MATERIAL SHOWN –

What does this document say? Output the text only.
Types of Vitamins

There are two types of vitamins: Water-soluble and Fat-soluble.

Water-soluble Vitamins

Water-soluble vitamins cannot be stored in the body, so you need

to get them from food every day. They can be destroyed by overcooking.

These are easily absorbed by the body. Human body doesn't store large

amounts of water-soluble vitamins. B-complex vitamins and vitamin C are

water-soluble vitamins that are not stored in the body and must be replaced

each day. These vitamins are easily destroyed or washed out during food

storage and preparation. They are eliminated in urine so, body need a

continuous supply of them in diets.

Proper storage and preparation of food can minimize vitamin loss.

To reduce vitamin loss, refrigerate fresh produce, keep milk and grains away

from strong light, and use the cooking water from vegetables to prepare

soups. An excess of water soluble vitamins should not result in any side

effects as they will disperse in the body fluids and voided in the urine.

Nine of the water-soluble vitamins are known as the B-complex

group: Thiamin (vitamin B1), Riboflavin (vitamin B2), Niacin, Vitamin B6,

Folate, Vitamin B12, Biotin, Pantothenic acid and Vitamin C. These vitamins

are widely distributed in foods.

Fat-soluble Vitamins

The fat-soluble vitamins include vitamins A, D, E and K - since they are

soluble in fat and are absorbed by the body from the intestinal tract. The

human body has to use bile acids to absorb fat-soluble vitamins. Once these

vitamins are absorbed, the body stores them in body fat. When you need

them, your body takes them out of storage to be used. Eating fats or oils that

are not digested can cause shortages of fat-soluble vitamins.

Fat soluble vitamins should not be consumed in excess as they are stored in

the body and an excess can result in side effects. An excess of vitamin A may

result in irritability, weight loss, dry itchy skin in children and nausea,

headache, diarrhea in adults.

WRITTEN PROBLEM – Report only how many lines in the entries contain "that".

COMPLETED EXERCISE – 2